» **Work required**
Transcribe the data that follows precisely, omitting nothing.
-- START OF Record list --
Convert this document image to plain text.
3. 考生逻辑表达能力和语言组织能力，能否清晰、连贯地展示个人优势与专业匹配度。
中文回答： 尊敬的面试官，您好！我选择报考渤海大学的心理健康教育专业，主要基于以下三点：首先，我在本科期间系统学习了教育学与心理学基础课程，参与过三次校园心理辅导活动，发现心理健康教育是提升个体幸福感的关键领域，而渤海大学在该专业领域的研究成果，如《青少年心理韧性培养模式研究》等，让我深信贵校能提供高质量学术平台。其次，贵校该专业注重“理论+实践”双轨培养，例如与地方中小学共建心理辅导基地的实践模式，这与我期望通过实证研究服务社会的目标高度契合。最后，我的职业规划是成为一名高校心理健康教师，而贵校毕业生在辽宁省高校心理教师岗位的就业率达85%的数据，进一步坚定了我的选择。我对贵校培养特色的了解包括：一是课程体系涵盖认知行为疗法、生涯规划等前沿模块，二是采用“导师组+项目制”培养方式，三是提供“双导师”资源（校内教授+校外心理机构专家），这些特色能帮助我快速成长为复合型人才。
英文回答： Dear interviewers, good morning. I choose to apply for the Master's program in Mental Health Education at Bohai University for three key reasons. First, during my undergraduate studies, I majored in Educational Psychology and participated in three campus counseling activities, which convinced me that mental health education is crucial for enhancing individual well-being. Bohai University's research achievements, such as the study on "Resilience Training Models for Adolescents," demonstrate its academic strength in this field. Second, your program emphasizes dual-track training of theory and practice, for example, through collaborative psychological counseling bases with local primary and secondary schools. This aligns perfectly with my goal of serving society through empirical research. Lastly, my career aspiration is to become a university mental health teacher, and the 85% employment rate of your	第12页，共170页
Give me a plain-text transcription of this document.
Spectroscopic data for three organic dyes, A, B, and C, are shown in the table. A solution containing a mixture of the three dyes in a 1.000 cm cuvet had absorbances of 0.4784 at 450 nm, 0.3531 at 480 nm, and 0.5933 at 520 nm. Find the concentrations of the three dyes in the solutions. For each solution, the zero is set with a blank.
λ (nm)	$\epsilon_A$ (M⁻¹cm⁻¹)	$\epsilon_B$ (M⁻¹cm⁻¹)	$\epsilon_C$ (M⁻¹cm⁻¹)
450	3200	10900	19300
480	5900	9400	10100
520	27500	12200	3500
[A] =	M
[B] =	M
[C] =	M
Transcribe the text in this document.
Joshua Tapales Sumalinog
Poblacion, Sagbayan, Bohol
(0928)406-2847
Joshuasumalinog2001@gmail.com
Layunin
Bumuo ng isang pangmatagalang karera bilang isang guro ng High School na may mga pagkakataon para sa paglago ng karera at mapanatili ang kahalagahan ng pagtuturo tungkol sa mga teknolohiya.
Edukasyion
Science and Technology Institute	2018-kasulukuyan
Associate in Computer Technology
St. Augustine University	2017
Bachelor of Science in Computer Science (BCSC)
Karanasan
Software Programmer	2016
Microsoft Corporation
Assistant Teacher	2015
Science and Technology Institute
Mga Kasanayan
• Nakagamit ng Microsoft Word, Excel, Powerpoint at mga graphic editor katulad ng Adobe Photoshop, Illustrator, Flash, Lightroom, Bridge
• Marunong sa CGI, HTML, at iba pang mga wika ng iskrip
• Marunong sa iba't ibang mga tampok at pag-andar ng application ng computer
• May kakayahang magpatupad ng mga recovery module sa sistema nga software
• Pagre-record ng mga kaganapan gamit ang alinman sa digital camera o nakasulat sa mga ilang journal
-- END OF Record list --
» **Response to this task**
Convert this document image to plain text.
3. 考生逻辑表达能力和语言组织能力，能否清晰、连贯地展示个人优势与专业匹配度。
中文回答： 尊敬的面试官，您好！我选择报考渤海大学的心理健康教育专业，主要基于以下三点：首先，我在本科期间系统学习了教育学与心理学基础课程，参与过三次校园心理辅导活动，发现心理健康教育是提升个体幸福感的关键领域，而渤海大学在该专业领域的研究成果，如《青少年心理韧性培养模式研究》等，让我深信贵校能提供高质量学术平台。其次，贵校该专业注重“理论+实践”双轨培养，例如与地方中小学共建心理辅导基地的实践模式，这与我期望通过实证研究服务社会的目标高度契合。最后，我的职业规划是成为一名高校心理健康教师，而贵校毕业生在辽宁省高校心理教师岗位的就业率达85%的数据，进一步坚定了我的选择。我对贵校培养特色的了解包括：一是课程体系涵盖认知行为疗法、生涯规划等前沿模块，二是采用“导师组+项目制”培养方式，三是提供“双导师”资源（校内教授+校外心理机构专家），这些特色能帮助我快速成长为复合型人才。
英文回答： Dear interviewers, good morning. I choose to apply for the Master's program in Mental Health Education at Bohai University for three key reasons. First, during my undergraduate studies, I majored in Educational Psychology and participated in three campus counseling activities, which convinced me that mental health education is crucial for enhancing individual well-being. Bohai University's research achievements, such as the study on "Resilience Training Models for Adolescents," demonstrate its academic strength in this field. Second, your program emphasizes dual-track training of theory and practice, for example, through collaborative psychological counseling bases with local primary and secondary schools. This aligns perfectly with my goal of serving society through empirical research. Lastly, my career aspiration is to become a university mental health teacher, and the 85% employment rate of your	第12页，共170页
Give me a plain-text transcription of this document.
Spectroscopic data for three organic dyes, A, B, and C, are shown in the table. A solution containing a mixture of the three dyes in a 1.000 cm cuvet had absorbances of 0.4784 at 450 nm, 0.3531 at 480 nm, and 0.5933 at 520 nm. Find the concentrations of the three dyes in the solutions. For each solution, the zero is set with a blank.
λ (nm)	$\epsilon_A$ (M⁻¹cm⁻¹)	$\epsilon_B$ (M⁻¹cm⁻¹)	$\epsilon_C$ (M⁻¹cm⁻¹)
450	3200	10900	19300
480	5900	9400	10100
520	27500	12200	3500
[A] =	M
[B] =	M
[C] =	M
Transcribe the text in this document.
Joshua Tapales Sumalinog
Poblacion, Sagbayan, Bohol
(0928)406-2847
Joshuasumalinog2001@gmail.com
Layunin
Bumuo ng isang pangmatagalang karera bilang isang guro ng High School na may mga pagkakataon para sa paglago ng karera at mapanatili ang kahalagahan ng pagtuturo tungkol sa mga teknolohiya.
Edukasyion
Science and Technology Institute	2018-kasulukuyan
Associate in Computer Technology
St. Augustine University	2017
Bachelor of Science in Computer Science (BCSC)
Karanasan
Software Programmer	2016
Microsoft Corporation
Assistant Teacher	2015
Science and Technology Institute
Mga Kasanayan
• Nakagamit ng Microsoft Word, Excel, Powerpoint at mga graphic editor katulad ng Adobe Photoshop, Illustrator, Flash, Lightroom, Bridge
• Marunong sa CGI, HTML, at iba pang mga wika ng iskrip
• Marunong sa iba't ibang mga tampok at pag-andar ng application ng computer
• May kakayahang magpatupad ng mga recovery module sa sistema nga software
• Pagre-record ng mga kaganapan gamit ang alinman sa digital camera o nakasulat sa mga ilang journal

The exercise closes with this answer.